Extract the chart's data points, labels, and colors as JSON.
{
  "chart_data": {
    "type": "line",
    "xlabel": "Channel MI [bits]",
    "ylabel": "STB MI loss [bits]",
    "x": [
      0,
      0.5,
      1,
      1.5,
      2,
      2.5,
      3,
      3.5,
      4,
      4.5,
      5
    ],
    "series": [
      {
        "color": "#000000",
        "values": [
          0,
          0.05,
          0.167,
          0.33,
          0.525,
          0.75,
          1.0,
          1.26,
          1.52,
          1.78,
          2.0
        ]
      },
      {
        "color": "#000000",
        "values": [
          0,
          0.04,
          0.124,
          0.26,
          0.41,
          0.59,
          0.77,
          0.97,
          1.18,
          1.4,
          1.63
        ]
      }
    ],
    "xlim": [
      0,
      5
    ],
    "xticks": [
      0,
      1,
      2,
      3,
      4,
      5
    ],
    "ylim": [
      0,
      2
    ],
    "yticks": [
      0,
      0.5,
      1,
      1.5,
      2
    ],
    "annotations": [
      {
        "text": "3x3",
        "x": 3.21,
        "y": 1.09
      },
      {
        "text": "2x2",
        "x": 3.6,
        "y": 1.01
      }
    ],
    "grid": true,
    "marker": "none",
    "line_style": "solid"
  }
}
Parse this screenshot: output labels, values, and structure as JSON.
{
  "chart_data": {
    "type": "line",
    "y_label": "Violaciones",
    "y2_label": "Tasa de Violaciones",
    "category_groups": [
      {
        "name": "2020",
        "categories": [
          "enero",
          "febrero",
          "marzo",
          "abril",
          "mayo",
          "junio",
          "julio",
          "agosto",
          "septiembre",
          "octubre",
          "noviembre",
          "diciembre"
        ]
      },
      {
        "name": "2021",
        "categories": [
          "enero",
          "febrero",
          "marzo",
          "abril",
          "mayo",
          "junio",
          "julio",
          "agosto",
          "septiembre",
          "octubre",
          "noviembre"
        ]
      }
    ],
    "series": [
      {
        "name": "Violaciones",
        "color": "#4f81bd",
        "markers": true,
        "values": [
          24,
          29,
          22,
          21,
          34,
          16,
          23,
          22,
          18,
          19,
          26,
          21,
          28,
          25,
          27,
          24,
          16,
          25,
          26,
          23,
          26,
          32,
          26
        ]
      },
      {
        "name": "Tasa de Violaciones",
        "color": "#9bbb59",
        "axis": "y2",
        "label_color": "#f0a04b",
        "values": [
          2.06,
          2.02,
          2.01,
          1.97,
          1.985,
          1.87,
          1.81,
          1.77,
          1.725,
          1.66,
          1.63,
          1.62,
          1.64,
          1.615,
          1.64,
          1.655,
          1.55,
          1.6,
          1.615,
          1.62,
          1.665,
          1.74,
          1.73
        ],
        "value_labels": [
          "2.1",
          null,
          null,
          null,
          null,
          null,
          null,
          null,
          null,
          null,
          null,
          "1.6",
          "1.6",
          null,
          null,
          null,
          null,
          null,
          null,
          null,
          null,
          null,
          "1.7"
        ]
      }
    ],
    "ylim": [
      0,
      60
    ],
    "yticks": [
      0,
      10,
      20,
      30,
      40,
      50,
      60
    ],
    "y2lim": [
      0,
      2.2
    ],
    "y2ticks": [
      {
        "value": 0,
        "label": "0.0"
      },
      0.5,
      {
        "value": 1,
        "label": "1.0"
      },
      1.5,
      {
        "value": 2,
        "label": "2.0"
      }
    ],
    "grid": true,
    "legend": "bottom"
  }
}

Problem requirements. Retype all of the entries precisely as they are.

Full response.
Extract the chart's data points, labels, and colors as JSON.
{
  "chart_data": {
    "type": "line",
    "xlabel": "Channel MI [bits]",
    "ylabel": "STB MI loss [bits]",
    "x": [
      0,
      0.5,
      1,
      1.5,
      2,
      2.5,
      3,
      3.5,
      4,
      4.5,
      5
    ],
    "series": [
      {
        "color": "#000000",
        "values": [
          0,
          0.05,
          0.167,
          0.33,
          0.525,
          0.75,
          1.0,
          1.26,
          1.52,
          1.78,
          2.0
        ]
      },
      {
        "color": "#000000",
        "values": [
          0,
          0.04,
          0.124,
          0.26,
          0.41,
          0.59,
          0.77,
          0.97,
          1.18,
          1.4,
          1.63
        ]
      }
    ],
    "xlim": [
      0,
      5
    ],
    "xticks": [
      0,
      1,
      2,
      3,
      4,
      5
    ],
    "ylim": [
      0,
      2
    ],
    "yticks": [
      0,
      0.5,
      1,
      1.5,
      2
    ],
    "annotations": [
      {
        "text": "3x3",
        "x": 3.21,
        "y": 1.09
      },
      {
        "text": "2x2",
        "x": 3.6,
        "y": 1.01
      }
    ],
    "grid": true,
    "marker": "none",
    "line_style": "solid"
  }
}
Parse this screenshot: output labels, values, and structure as JSON.
{
  "chart_data": {
    "type": "line",
    "y_label": "Violaciones",
    "y2_label": "Tasa de Violaciones",
    "category_groups": [
      {
        "name": "2020",
        "categories": [
          "enero",
          "febrero",
          "marzo",
          "abril",
          "mayo",
          "junio",
          "julio",
          "agosto",
          "septiembre",
          "octubre",
          "noviembre",
          "diciembre"
        ]
      },
      {
        "name": "2021",
        "categories": [
          "enero",
          "febrero",
          "marzo",
          "abril",
          "mayo",
          "junio",
          "julio",
          "agosto",
          "septiembre",
          "octubre",
          "noviembre"
        ]
      }
    ],
    "series": [
      {
        "name": "Violaciones",
        "color": "#4f81bd",
        "markers": true,
        "values": [
          24,
          29,
          22,
          21,
          34,
          16,
          23,
          22,
          18,
          19,
          26,
          21,
          28,
          25,
          27,
          24,
          16,
          25,
          26,
          23,
          26,
          32,
          26
        ]
      },
      {
        "name": "Tasa de Violaciones",
        "color": "#9bbb59",
        "axis": "y2",
        "label_color": "#f0a04b",
        "values": [
          2.06,
          2.02,
          2.01,
          1.97,
          1.985,
          1.87,
          1.81,
          1.77,
          1.725,
          1.66,
          1.63,
          1.62,
          1.64,
          1.615,
          1.64,
          1.655,
          1.55,
          1.6,
          1.615,
          1.62,
          1.665,
          1.74,
          1.73
        ],
        "value_labels": [
          "2.1",
          null,
          null,
          null,
          null,
          null,
          null,
          null,
          null,
          null,
          null,
          "1.6",
          "1.6",
          null,
          null,
          null,
          null,
          null,
          null,
          null,
          null,
          null,
          "1.7"
        ]
      }
    ],
    "ylim": [
      0,
      60
    ],
    "yticks": [
      0,
      10,
      20,
      30,
      40,
      50,
      60
    ],
    "y2lim": [
      0,
      2.2
    ],
    "y2ticks": [
      {
        "value": 0,
        "label": "0.0"
      },
      0.5,
      {
        "value": 1,
        "label": "1.0"
      },
      1.5,
      {
        "value": 2,
        "label": "2.0"
      }
    ],
    "grid": true,
    "legend": "bottom"
  }
}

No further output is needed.